## Aim of the task
Pictures do not belong in your copy. Repeat all the other data exactly.

▼▼▼

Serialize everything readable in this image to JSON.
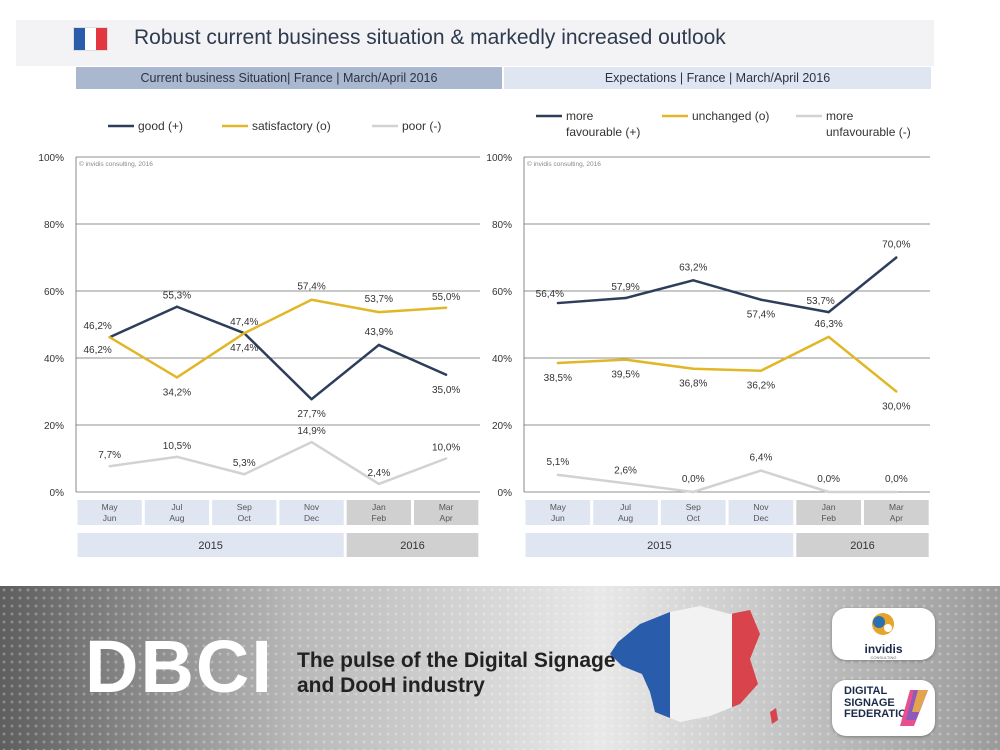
{
  "page": {
    "title": "Robust current business situation & markedly increased outlook",
    "flag_colors": [
      "#2a5cac",
      "#ffffff",
      "#e2373f"
    ]
  },
  "panels": {
    "left_header": "Current business Situation| France | March/April 2016",
    "right_header": "Expectations | France | March/April 2016"
  },
  "chart_data": [
    {
      "type": "line",
      "title": "Current business Situation| France | March/April 2016",
      "copyright": "© invidis consulting, 2016",
      "categories": [
        [
          "May",
          "Jun"
        ],
        [
          "Jul",
          "Aug"
        ],
        [
          "Sep",
          "Oct"
        ],
        [
          "Nov",
          "Dec"
        ],
        [
          "Jan",
          "Feb"
        ],
        [
          "Mar",
          "Apr"
        ]
      ],
      "years": [
        {
          "label": "2015",
          "span": 4
        },
        {
          "label": "2016",
          "span": 2
        }
      ],
      "ylim": [
        0,
        100
      ],
      "yticks": [
        "0%",
        "20%",
        "40%",
        "60%",
        "80%",
        "100%"
      ],
      "grid": true,
      "legend_position": "top",
      "series": [
        {
          "name": "good (+)",
          "color": "#2d3e5a",
          "values": [
            46.2,
            55.3,
            47.4,
            27.7,
            43.9,
            35.0
          ],
          "labels": [
            "46,2%",
            "55,3%",
            "47,4%",
            "27,7%",
            "43,9%",
            "35,0%"
          ]
        },
        {
          "name": "satisfactory (o)",
          "color": "#e0b726",
          "values": [
            46.2,
            34.2,
            47.4,
            57.4,
            53.7,
            55.0
          ],
          "labels": [
            "46,2%",
            "34,2%",
            "47,4%",
            "57,4%",
            "53,7%",
            "55,0%"
          ]
        },
        {
          "name": "poor (-)",
          "color": "#d2d2d2",
          "values": [
            7.7,
            10.5,
            5.3,
            14.9,
            2.4,
            10.0
          ],
          "labels": [
            "7,7%",
            "10,5%",
            "5,3%",
            "14,9%",
            "2,4%",
            "10,0%"
          ]
        }
      ]
    },
    {
      "type": "line",
      "title": "Expectations | France | March/April 2016",
      "copyright": "© invidis consulting, 2016",
      "categories": [
        [
          "May",
          "Jun"
        ],
        [
          "Jul",
          "Aug"
        ],
        [
          "Sep",
          "Oct"
        ],
        [
          "Nov",
          "Dec"
        ],
        [
          "Jan",
          "Feb"
        ],
        [
          "Mar",
          "Apr"
        ]
      ],
      "years": [
        {
          "label": "2015",
          "span": 4
        },
        {
          "label": "2016",
          "span": 2
        }
      ],
      "ylim": [
        0,
        100
      ],
      "yticks": [
        "0%",
        "20%",
        "40%",
        "60%",
        "80%",
        "100%"
      ],
      "grid": true,
      "legend_position": "top",
      "series": [
        {
          "name": "more favourable (+)",
          "color": "#2d3e5a",
          "values": [
            56.4,
            57.9,
            63.2,
            57.4,
            53.7,
            70.0
          ],
          "labels": [
            "56,4%",
            "57,9%",
            "63,2%",
            "57,4%",
            "53,7%",
            "70,0%"
          ]
        },
        {
          "name": "unchanged (o)",
          "color": "#e0b726",
          "values": [
            38.5,
            39.5,
            36.8,
            36.2,
            46.3,
            30.0
          ],
          "labels": [
            "38,5%",
            "39,5%",
            "36,8%",
            "36,2%",
            "46,3%",
            "30,0%"
          ]
        },
        {
          "name": "more unfavourable (-)",
          "color": "#d2d2d2",
          "values": [
            5.1,
            2.6,
            0.0,
            6.4,
            0.0,
            0.0
          ],
          "labels": [
            "5,1%",
            "2,6%",
            "0,0%",
            "6,4%",
            "0,0%",
            "0,0%"
          ]
        }
      ]
    }
  ],
  "footer": {
    "brand": "DBCI",
    "tagline_line1": "The pulse of the Digital Signage",
    "tagline_line2": "and DooH industry",
    "logo_invidis": "invidis",
    "logo_invidis_sub": "CONSULTING",
    "logo_dsf": "DIGITAL\nSIGNAGE\nFEDERATION",
    "map_colors": [
      "#2a5cac",
      "#f2f2f2",
      "#d9434b"
    ]
  }
}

▲▲▲

## Result of this task
Serialize everything readable in this image to JSON.
{
  "page": {
    "title": "Robust current business situation & markedly increased outlook",
    "flag_colors": [
      "#2a5cac",
      "#ffffff",
      "#e2373f"
    ]
  },
  "panels": {
    "left_header": "Current business Situation| France | March/April 2016",
    "right_header": "Expectations | France | March/April 2016"
  },
  "chart_data": [
    {
      "type": "line",
      "title": "Current business Situation| France | March/April 2016",
      "copyright": "© invidis consulting, 2016",
      "categories": [
        [
          "May",
          "Jun"
        ],
        [
          "Jul",
          "Aug"
        ],
        [
          "Sep",
          "Oct"
        ],
        [
          "Nov",
          "Dec"
        ],
        [
          "Jan",
          "Feb"
        ],
        [
          "Mar",
          "Apr"
        ]
      ],
      "years": [
        {
          "label": "2015",
          "span": 4
        },
        {
          "label": "2016",
          "span": 2
        }
      ],
      "ylim": [
        0,
        100
      ],
      "yticks": [
        "0%",
        "20%",
        "40%",
        "60%",
        "80%",
        "100%"
      ],
      "grid": true,
      "legend_position": "top",
      "series": [
        {
          "name": "good (+)",
          "color": "#2d3e5a",
          "values": [
            46.2,
            55.3,
            47.4,
            27.7,
            43.9,
            35.0
          ],
          "labels": [
            "46,2%",
            "55,3%",
            "47,4%",
            "27,7%",
            "43,9%",
            "35,0%"
          ]
        },
        {
          "name": "satisfactory (o)",
          "color": "#e0b726",
          "values": [
            46.2,
            34.2,
            47.4,
            57.4,
            53.7,
            55.0
          ],
          "labels": [
            "46,2%",
            "34,2%",
            "47,4%",
            "57,4%",
            "53,7%",
            "55,0%"
          ]
        },
        {
          "name": "poor (-)",
          "color": "#d2d2d2",
          "values": [
            7.7,
            10.5,
            5.3,
            14.9,
            2.4,
            10.0
          ],
          "labels": [
            "7,7%",
            "10,5%",
            "5,3%",
            "14,9%",
            "2,4%",
            "10,0%"
          ]
        }
      ]
    },
    {
      "type": "line",
      "title": "Expectations | France | March/April 2016",
      "copyright": "© invidis consulting, 2016",
      "categories": [
        [
          "May",
          "Jun"
        ],
        [
          "Jul",
          "Aug"
        ],
        [
          "Sep",
          "Oct"
        ],
        [
          "Nov",
          "Dec"
        ],
        [
          "Jan",
          "Feb"
        ],
        [
          "Mar",
          "Apr"
        ]
      ],
      "years": [
        {
          "label": "2015",
          "span": 4
        },
        {
          "label": "2016",
          "span": 2
        }
      ],
      "ylim": [
        0,
        100
      ],
      "yticks": [
        "0%",
        "20%",
        "40%",
        "60%",
        "80%",
        "100%"
      ],
      "grid": true,
      "legend_position": "top",
      "series": [
        {
          "name": "more favourable (+)",
          "color": "#2d3e5a",
          "values": [
            56.4,
            57.9,
            63.2,
            57.4,
            53.7,
            70.0
          ],
          "labels": [
            "56,4%",
            "57,9%",
            "63,2%",
            "57,4%",
            "53,7%",
            "70,0%"
          ]
        },
        {
          "name": "unchanged (o)",
          "color": "#e0b726",
          "values": [
            38.5,
            39.5,
            36.8,
            36.2,
            46.3,
            30.0
          ],
          "labels": [
            "38,5%",
            "39,5%",
            "36,8%",
            "36,2%",
            "46,3%",
            "30,0%"
          ]
        },
        {
          "name": "more unfavourable (-)",
          "color": "#d2d2d2",
          "values": [
            5.1,
            2.6,
            0.0,
            6.4,
            0.0,
            0.0
          ],
          "labels": [
            "5,1%",
            "2,6%",
            "0,0%",
            "6,4%",
            "0,0%",
            "0,0%"
          ]
        }
      ]
    }
  ],
  "footer": {
    "brand": "DBCI",
    "tagline_line1": "The pulse of the Digital Signage",
    "tagline_line2": "and DooH industry",
    "logo_invidis": "invidis",
    "logo_invidis_sub": "CONSULTING",
    "logo_dsf": "DIGITAL\nSIGNAGE\nFEDERATION",
    "map_colors": [
      "#2a5cac",
      "#f2f2f2",
      "#d9434b"
    ]
  }
}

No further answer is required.